— start —
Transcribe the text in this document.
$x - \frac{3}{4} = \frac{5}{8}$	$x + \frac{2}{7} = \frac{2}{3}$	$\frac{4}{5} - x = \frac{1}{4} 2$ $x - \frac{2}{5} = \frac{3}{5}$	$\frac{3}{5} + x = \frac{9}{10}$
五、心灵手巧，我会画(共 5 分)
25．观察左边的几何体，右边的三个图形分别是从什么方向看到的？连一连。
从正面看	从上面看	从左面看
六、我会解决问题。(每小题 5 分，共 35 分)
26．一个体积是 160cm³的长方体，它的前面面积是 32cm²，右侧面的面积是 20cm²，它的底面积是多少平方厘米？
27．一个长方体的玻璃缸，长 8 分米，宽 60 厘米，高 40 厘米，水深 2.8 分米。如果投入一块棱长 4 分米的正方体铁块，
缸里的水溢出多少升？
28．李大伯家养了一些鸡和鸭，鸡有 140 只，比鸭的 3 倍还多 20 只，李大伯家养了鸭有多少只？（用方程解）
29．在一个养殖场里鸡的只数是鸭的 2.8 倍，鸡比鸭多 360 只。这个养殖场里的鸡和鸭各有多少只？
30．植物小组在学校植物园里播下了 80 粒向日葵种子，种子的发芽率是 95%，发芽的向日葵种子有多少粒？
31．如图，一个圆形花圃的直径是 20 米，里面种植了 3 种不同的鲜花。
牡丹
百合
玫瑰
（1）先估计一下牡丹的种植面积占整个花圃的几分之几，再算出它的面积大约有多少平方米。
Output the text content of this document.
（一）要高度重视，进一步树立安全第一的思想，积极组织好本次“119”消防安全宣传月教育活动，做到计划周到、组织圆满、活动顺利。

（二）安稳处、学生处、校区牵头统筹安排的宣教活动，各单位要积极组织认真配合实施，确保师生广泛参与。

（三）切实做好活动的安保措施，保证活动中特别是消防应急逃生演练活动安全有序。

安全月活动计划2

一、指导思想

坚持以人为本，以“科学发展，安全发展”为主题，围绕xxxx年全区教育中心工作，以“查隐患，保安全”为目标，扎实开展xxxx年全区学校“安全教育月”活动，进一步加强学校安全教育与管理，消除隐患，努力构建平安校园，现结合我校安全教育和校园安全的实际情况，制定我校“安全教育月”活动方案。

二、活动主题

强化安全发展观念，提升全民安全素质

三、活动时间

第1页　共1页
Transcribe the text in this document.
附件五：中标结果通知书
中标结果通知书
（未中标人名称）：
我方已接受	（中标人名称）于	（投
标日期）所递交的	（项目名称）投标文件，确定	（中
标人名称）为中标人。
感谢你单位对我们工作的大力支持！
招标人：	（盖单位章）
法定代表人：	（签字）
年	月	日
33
— end —
Copy out each record, keeping every word as it is.

Transcribe the text in this document.
$x - \frac{3}{4} = \frac{5}{8}$	$x + \frac{2}{7} = \frac{2}{3}$	$\frac{4}{5} - x = \frac{1}{4} 2$ $x - \frac{2}{5} = \frac{3}{5}$	$\frac{3}{5} + x = \frac{9}{10}$
五、心灵手巧，我会画(共 5 分)
25．观察左边的几何体，右边的三个图形分别是从什么方向看到的？连一连。
从正面看	从上面看	从左面看
六、我会解决问题。(每小题 5 分，共 35 分)
26．一个体积是 160cm³的长方体，它的前面面积是 32cm²，右侧面的面积是 20cm²，它的底面积是多少平方厘米？
27．一个长方体的玻璃缸，长 8 分米，宽 60 厘米，高 40 厘米，水深 2.8 分米。如果投入一块棱长 4 分米的正方体铁块，
缸里的水溢出多少升？
28．李大伯家养了一些鸡和鸭，鸡有 140 只，比鸭的 3 倍还多 20 只，李大伯家养了鸭有多少只？（用方程解）
29．在一个养殖场里鸡的只数是鸭的 2.8 倍，鸡比鸭多 360 只。这个养殖场里的鸡和鸭各有多少只？
30．植物小组在学校植物园里播下了 80 粒向日葵种子，种子的发芽率是 95%，发芽的向日葵种子有多少粒？
31．如图，一个圆形花圃的直径是 20 米，里面种植了 3 种不同的鲜花。
牡丹
百合
玫瑰
（1）先估计一下牡丹的种植面积占整个花圃的几分之几，再算出它的面积大约有多少平方米。
Output the text content of this document.
（一）要高度重视，进一步树立安全第一的思想，积极组织好本次“119”消防安全宣传月教育活动，做到计划周到、组织圆满、活动顺利。

（二）安稳处、学生处、校区牵头统筹安排的宣教活动，各单位要积极组织认真配合实施，确保师生广泛参与。

（三）切实做好活动的安保措施，保证活动中特别是消防应急逃生演练活动安全有序。

安全月活动计划2

一、指导思想

坚持以人为本，以“科学发展，安全发展”为主题，围绕xxxx年全区教育中心工作，以“查隐患，保安全”为目标，扎实开展xxxx年全区学校“安全教育月”活动，进一步加强学校安全教育与管理，消除隐患，努力构建平安校园，现结合我校安全教育和校园安全的实际情况，制定我校“安全教育月”活动方案。

二、活动主题

强化安全发展观念，提升全民安全素质

三、活动时间

第1页　共1页
Transcribe the text in this document.
附件五：中标结果通知书
中标结果通知书
（未中标人名称）：
我方已接受	（中标人名称）于	（投
标日期）所递交的	（项目名称）投标文件，确定	（中
标人名称）为中标人。
感谢你单位对我们工作的大力支持！
招标人：	（盖单位章）
法定代表人：	（签字）
年	月	日
33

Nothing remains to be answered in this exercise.